## YOUR TASK
Scan the entries below. List each line with "chấp".

## LISTING
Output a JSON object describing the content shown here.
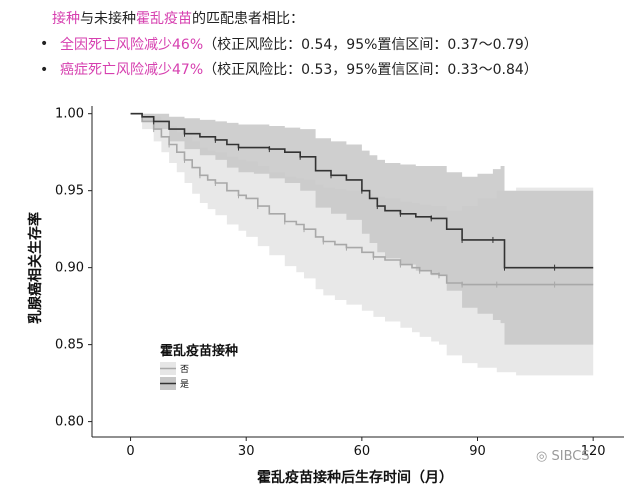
{
  "header": {
    "line1": {
      "part1": "接种",
      "part2": "与未接种",
      "part3": "霍乱疫苗",
      "part4": "的匹配患者相比："
    },
    "bullet1": {
      "highlight": "全因死亡风险减少46%",
      "rest": "（校正风险比：0.54，95%置信区间：0.37～0.79）"
    },
    "bullet2": {
      "highlight": "癌症死亡风险减少47%",
      "rest": "（校正风险比：0.53，95%置信区间：0.33～0.84）"
    }
  },
  "watermark": "SIBCS",
  "colors": {
    "accent": "#d63faf",
    "vaccinated": "#333333",
    "unvaccinated": "#a8a8a8",
    "band_vacc": "#c7c7c7",
    "band_unvacc": "#e6e6e6"
  },
  "chart_data": {
    "type": "line",
    "ylabel": "乳腺癌相关生存率",
    "xlabel": "霍乱疫苗接种后生存时间（月）",
    "xlim": [
      -10,
      128
    ],
    "ylim": [
      0.79,
      1.005
    ],
    "xticks": [
      0,
      30,
      60,
      90,
      120
    ],
    "yticks": [
      0.8,
      0.85,
      0.9,
      0.95,
      1.0
    ],
    "ytick_labels": [
      "0.80",
      "0.85",
      "0.90",
      "0.95",
      "1.00"
    ],
    "legend": {
      "title": "霍乱疫苗接种",
      "position": "inside-bottom-left"
    },
    "series": [
      {
        "name": "否",
        "x": [
          0,
          3,
          6,
          8,
          10,
          12,
          14,
          16,
          18,
          20,
          22,
          25,
          28,
          30,
          33,
          36,
          40,
          43,
          45,
          48,
          50,
          53,
          56,
          60,
          63,
          66,
          70,
          73,
          75,
          78,
          80,
          82,
          86,
          90,
          95,
          100,
          110,
          120
        ],
        "y": [
          1.0,
          0.995,
          0.99,
          0.985,
          0.98,
          0.975,
          0.97,
          0.965,
          0.96,
          0.957,
          0.955,
          0.95,
          0.947,
          0.945,
          0.94,
          0.935,
          0.93,
          0.928,
          0.925,
          0.92,
          0.917,
          0.915,
          0.913,
          0.91,
          0.907,
          0.905,
          0.902,
          0.9,
          0.898,
          0.896,
          0.895,
          0.89,
          0.889,
          0.889,
          0.889,
          0.889,
          0.889,
          0.889
        ],
        "lower": [
          1.0,
          0.99,
          0.982,
          0.975,
          0.968,
          0.962,
          0.955,
          0.948,
          0.942,
          0.938,
          0.934,
          0.928,
          0.924,
          0.92,
          0.914,
          0.908,
          0.901,
          0.897,
          0.893,
          0.886,
          0.882,
          0.879,
          0.876,
          0.872,
          0.868,
          0.865,
          0.861,
          0.858,
          0.855,
          0.852,
          0.85,
          0.843,
          0.838,
          0.835,
          0.832,
          0.83,
          0.83,
          0.83
        ],
        "upper": [
          1.0,
          1.0,
          0.998,
          0.995,
          0.992,
          0.988,
          0.985,
          0.982,
          0.978,
          0.976,
          0.975,
          0.972,
          0.97,
          0.969,
          0.966,
          0.962,
          0.959,
          0.958,
          0.957,
          0.954,
          0.952,
          0.951,
          0.95,
          0.948,
          0.946,
          0.945,
          0.943,
          0.942,
          0.941,
          0.94,
          0.94,
          0.937,
          0.94,
          0.945,
          0.95,
          0.952,
          0.952,
          0.952
        ]
      },
      {
        "name": "是",
        "x": [
          0,
          3,
          6,
          10,
          14,
          18,
          22,
          25,
          28,
          32,
          36,
          40,
          44,
          48,
          52,
          56,
          60,
          62,
          64,
          66,
          70,
          74,
          78,
          82,
          86,
          90,
          94,
          96,
          97,
          100,
          110,
          120
        ],
        "y": [
          1.0,
          0.998,
          0.995,
          0.99,
          0.987,
          0.985,
          0.983,
          0.98,
          0.978,
          0.978,
          0.977,
          0.975,
          0.972,
          0.963,
          0.96,
          0.957,
          0.95,
          0.945,
          0.94,
          0.937,
          0.935,
          0.933,
          0.932,
          0.925,
          0.918,
          0.918,
          0.918,
          0.918,
          0.9,
          0.9,
          0.9,
          0.9
        ],
        "lower": [
          1.0,
          0.995,
          0.99,
          0.982,
          0.977,
          0.973,
          0.97,
          0.965,
          0.962,
          0.961,
          0.958,
          0.955,
          0.95,
          0.939,
          0.935,
          0.931,
          0.922,
          0.916,
          0.91,
          0.906,
          0.902,
          0.898,
          0.895,
          0.885,
          0.874,
          0.87,
          0.866,
          0.864,
          0.85,
          0.85,
          0.85,
          0.85
        ],
        "upper": [
          1.0,
          1.0,
          1.0,
          0.998,
          0.997,
          0.996,
          0.995,
          0.994,
          0.993,
          0.993,
          0.992,
          0.991,
          0.99,
          0.984,
          0.982,
          0.98,
          0.976,
          0.973,
          0.97,
          0.968,
          0.967,
          0.966,
          0.966,
          0.962,
          0.959,
          0.961,
          0.964,
          0.966,
          0.95,
          0.95,
          0.95,
          0.95
        ]
      }
    ]
  }
}
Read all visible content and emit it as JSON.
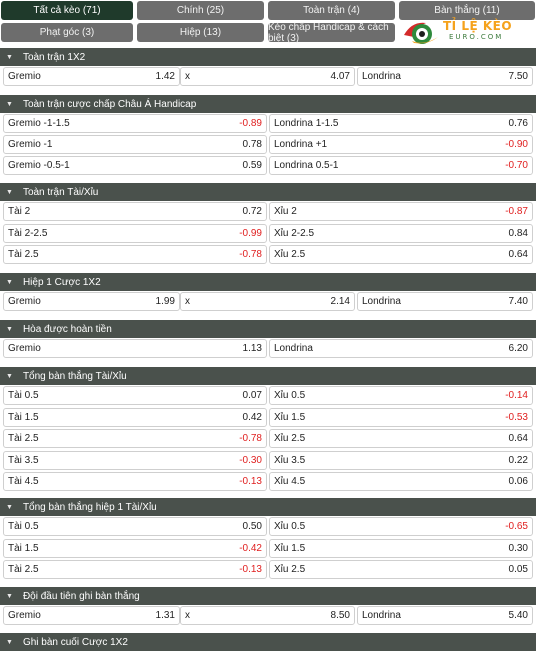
{
  "tabs": [
    {
      "label": "Tất cả kèo (71)",
      "active": true
    },
    {
      "label": "Chính (25)"
    },
    {
      "label": "Toàn trận (4)"
    },
    {
      "label": "Bàn thắng (11)"
    },
    {
      "label": "Phạt góc (3)"
    },
    {
      "label": "Hiệp (13)"
    },
    {
      "label": "Kèo chấp Handicap & cách biệt (3)"
    }
  ],
  "logo": {
    "main": "TỈ LỆ KÈO",
    "sub": "EURO.COM"
  },
  "sections": [
    {
      "title": "Toàn trận 1X2",
      "rows": [
        [
          [
            "Gremio",
            "1.42"
          ],
          [
            "x",
            "4.07"
          ],
          [
            "Londrina",
            "7.50"
          ]
        ]
      ]
    },
    {
      "title": "Toàn trận cược chấp Châu Á Handicap",
      "rows": [
        [
          [
            "Gremio -1-1.5",
            "-0.89"
          ],
          [
            "Londrina 1-1.5",
            "0.76"
          ]
        ],
        [
          [
            "Gremio -1",
            "0.78"
          ],
          [
            "Londrina +1",
            "-0.90"
          ]
        ],
        [
          [
            "Gremio -0.5-1",
            "0.59"
          ],
          [
            "Londrina 0.5-1",
            "-0.70"
          ]
        ]
      ]
    },
    {
      "title": "Toàn trận Tài/Xỉu",
      "rows": [
        [
          [
            "Tài 2",
            "0.72"
          ],
          [
            "Xỉu 2",
            "-0.87"
          ]
        ],
        [
          [
            "Tài 2-2.5",
            "-0.99"
          ],
          [
            "Xỉu 2-2.5",
            "0.84"
          ]
        ],
        [
          [
            "Tài 2.5",
            "-0.78"
          ],
          [
            "Xỉu 2.5",
            "0.64"
          ]
        ]
      ]
    },
    {
      "title": "Hiệp 1 Cược 1X2",
      "rows": [
        [
          [
            "Gremio",
            "1.99"
          ],
          [
            "x",
            "2.14"
          ],
          [
            "Londrina",
            "7.40"
          ]
        ]
      ]
    },
    {
      "title": "Hòa được hoàn tiền",
      "rows": [
        [
          [
            "Gremio",
            "1.13"
          ],
          [
            "Londrina",
            "6.20"
          ]
        ]
      ]
    },
    {
      "title": "Tổng bàn thắng Tài/Xỉu",
      "rows": [
        [
          [
            "Tài 0.5",
            "0.07"
          ],
          [
            "Xỉu 0.5",
            "-0.14"
          ]
        ],
        [
          [
            "Tài 1.5",
            "0.42"
          ],
          [
            "Xỉu 1.5",
            "-0.53"
          ]
        ],
        [
          [
            "Tài 2.5",
            "-0.78"
          ],
          [
            "Xỉu 2.5",
            "0.64"
          ]
        ],
        [
          [
            "Tài 3.5",
            "-0.30"
          ],
          [
            "Xỉu 3.5",
            "0.22"
          ]
        ],
        [
          [
            "Tài 4.5",
            "-0.13"
          ],
          [
            "Xỉu 4.5",
            "0.06"
          ]
        ]
      ]
    },
    {
      "title": "Tổng bàn thắng hiệp 1 Tài/Xỉu",
      "rows": [
        [
          [
            "Tài 0.5",
            "0.50"
          ],
          [
            "Xỉu 0.5",
            "-0.65"
          ]
        ],
        [
          [
            "Tài 1.5",
            "-0.42"
          ],
          [
            "Xỉu 1.5",
            "0.30"
          ]
        ],
        [
          [
            "Tài 2.5",
            "-0.13"
          ],
          [
            "Xỉu 2.5",
            "0.05"
          ]
        ]
      ]
    },
    {
      "title": "Đội đầu tiên ghi bàn thắng",
      "rows": [
        [
          [
            "Gremio",
            "1.31"
          ],
          [
            "x",
            "8.50"
          ],
          [
            "Londrina",
            "5.40"
          ]
        ]
      ]
    },
    {
      "title": "Ghi bàn cuối Cược 1X2",
      "rows": []
    }
  ]
}
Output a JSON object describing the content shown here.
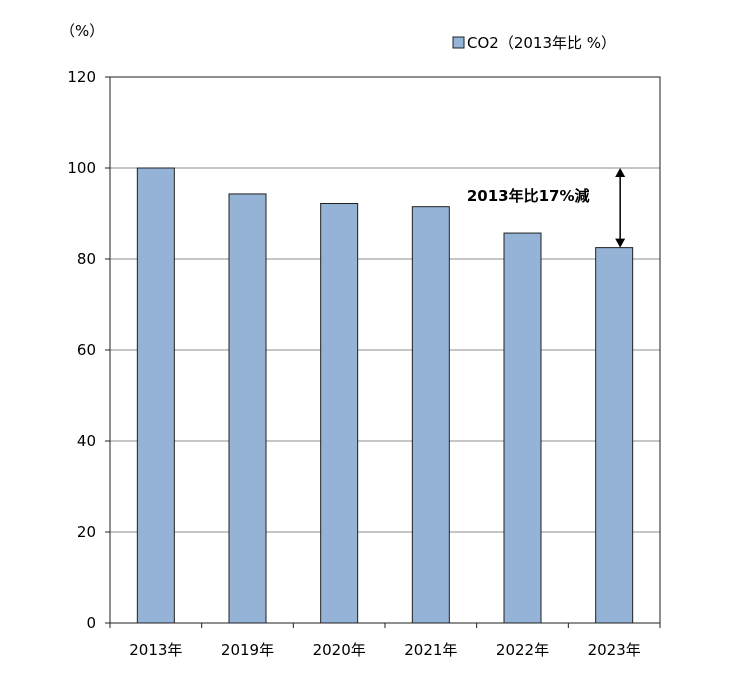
{
  "chart_data": {
    "type": "bar",
    "categories": [
      "2013年",
      "2019年",
      "2020年",
      "2021年",
      "2022年",
      "2023年"
    ],
    "series": [
      {
        "name": "CO2（2013年比 %）",
        "values": [
          100,
          94.3,
          92.2,
          91.5,
          85.7,
          82.5
        ],
        "color": "#95B3D7"
      }
    ],
    "ylabel": "（%）",
    "ylim": [
      0,
      120
    ],
    "yticks": [
      0,
      20,
      40,
      60,
      80,
      100,
      120
    ],
    "grid": true,
    "legend": "top-right",
    "annotation": {
      "text": "2013年比17%減",
      "from_value": 100,
      "to_value": 82.5,
      "category": "2023年"
    },
    "colors": {
      "bar": "#95B3D7",
      "bar_edge": "#1F1F1F",
      "grid": "#8C8C8C",
      "axis": "#1F1F1F"
    }
  }
}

## ANSWER
      "label": "Kèo chấp Handicap & cách biệt (3)"
      "title": "Toàn trận cược chấp Châu Á Handicap",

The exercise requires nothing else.